»»

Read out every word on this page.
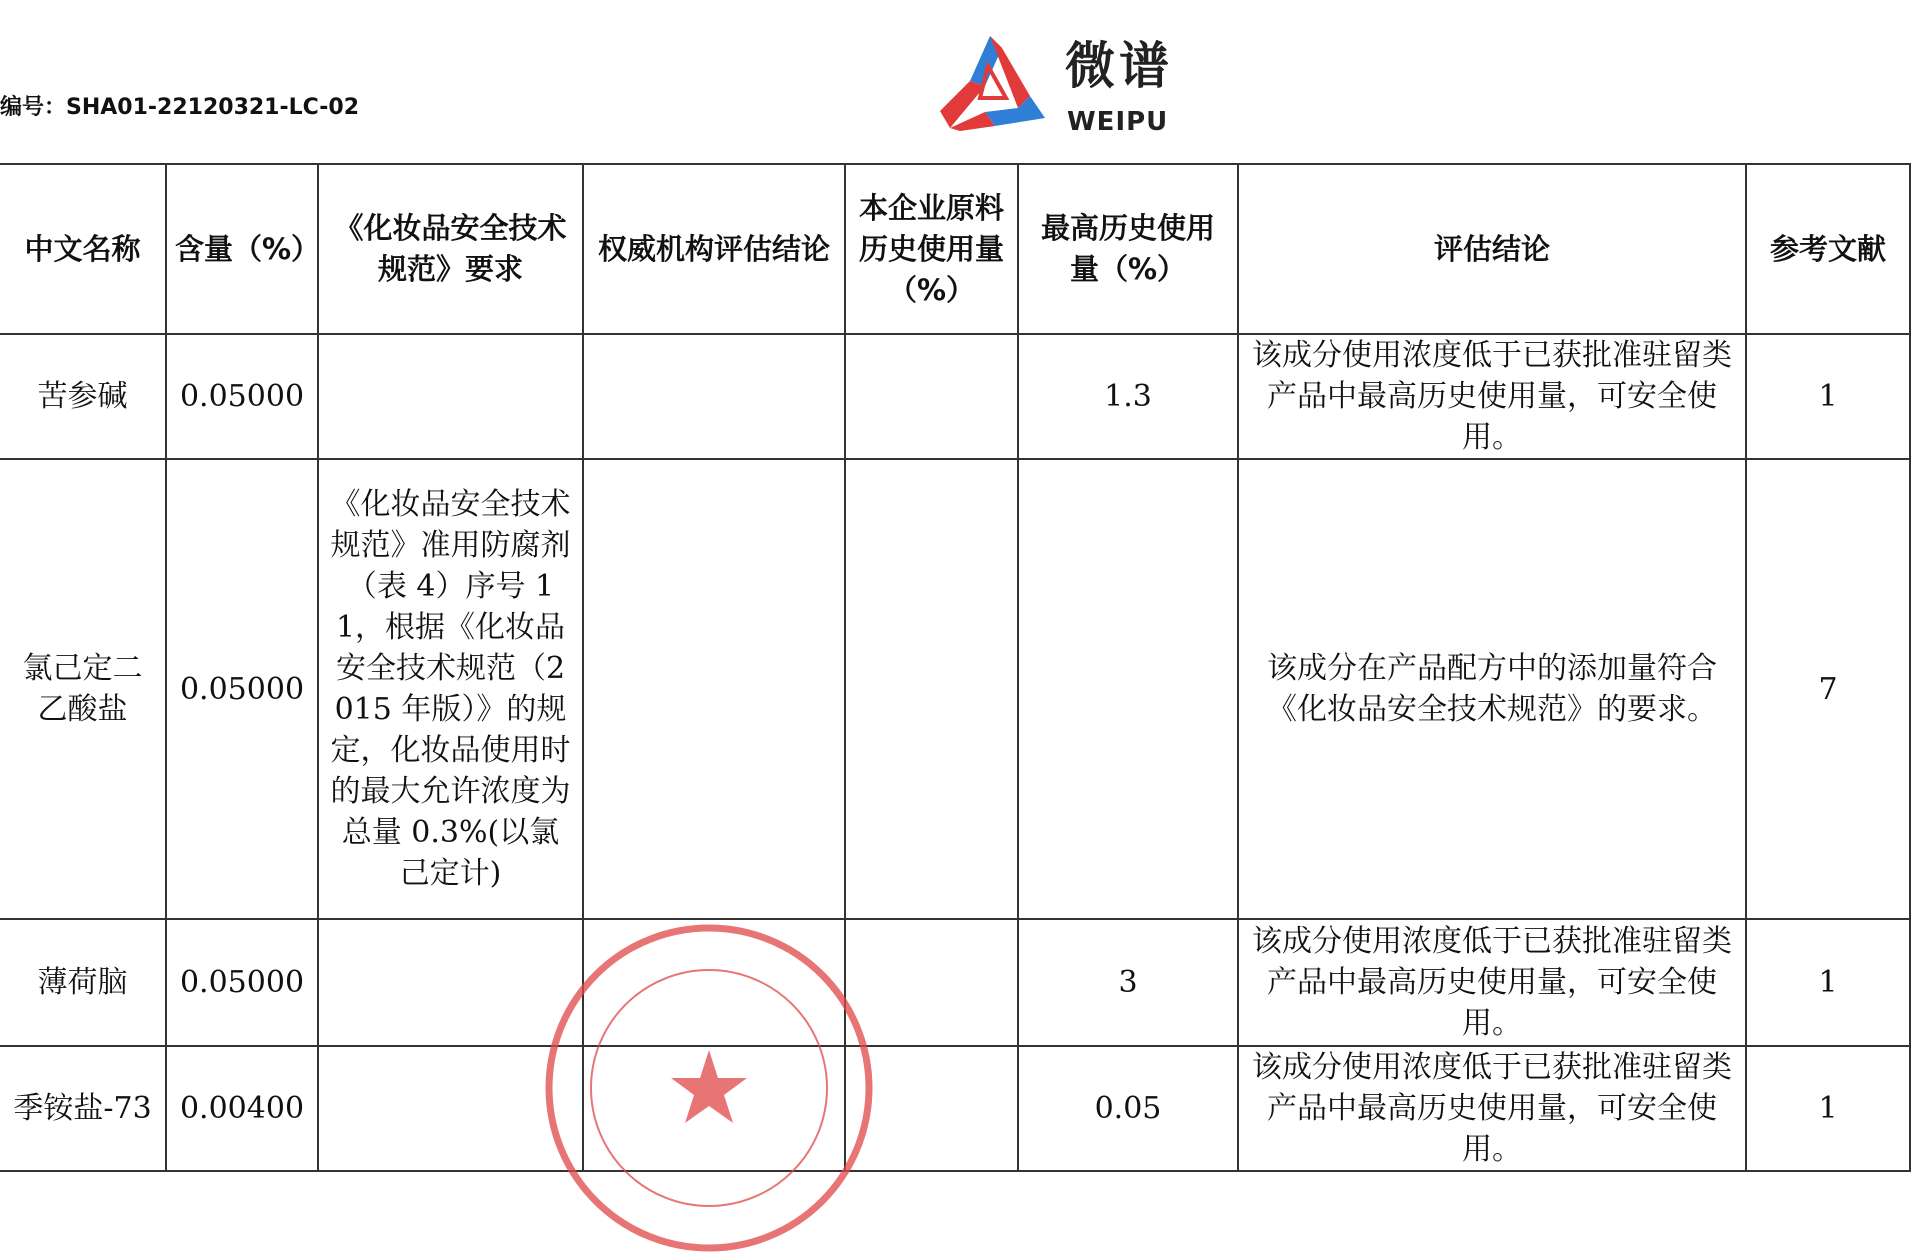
编号：SHA01-22120321-LC-02
微谱
WEIPU
中文名称	含量（%）	《化妆品安全技术规范》要求	权威机构评估结论	本企业原料历史使用量（%）	最高历史使用量（%）	评估结论	参考文献
苦参碱	0.05000				1.3	该成分使用浓度低于已获批准驻留类产品中最高历史使用量，可安全使用。	1
氯己定二乙酸盐	0.05000	《化妆品安全技术规范》准用防腐剂（表 4）序号 11，根据《化妆品安全技术规范（2015 年版）》的规定，化妆品使用时的最大允许浓度为总量 0.3%(以氯己定计)				该成分在产品配方中的添加量符合《化妆品安全技术规范》的要求。	7
薄荷脑	0.05000				3	该成分使用浓度低于已获批准驻留类产品中最高历史使用量，可安全使用。	1
季铵盐-73	0.00400				0.05	该成分使用浓度低于已获批准驻留类产品中最高历史使用量，可安全使用。	1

««

REQUIREMENT >>
From the data, pick out every line that includes "可安全使用".

PROBLEM SOLUTION >>
苦参碱	0.05000				1.3	该成分使用浓度低于已获批准驻留类产品中最高历史使用量，可安全使用。	1
薄荷脑	0.05000				3	该成分使用浓度低于已获批准驻留类产品中最高历史使用量，可安全使用。	1
季铵盐-73	0.00400				0.05	该成分使用浓度低于已获批准驻留类产品中最高历史使用量，可安全使用。	1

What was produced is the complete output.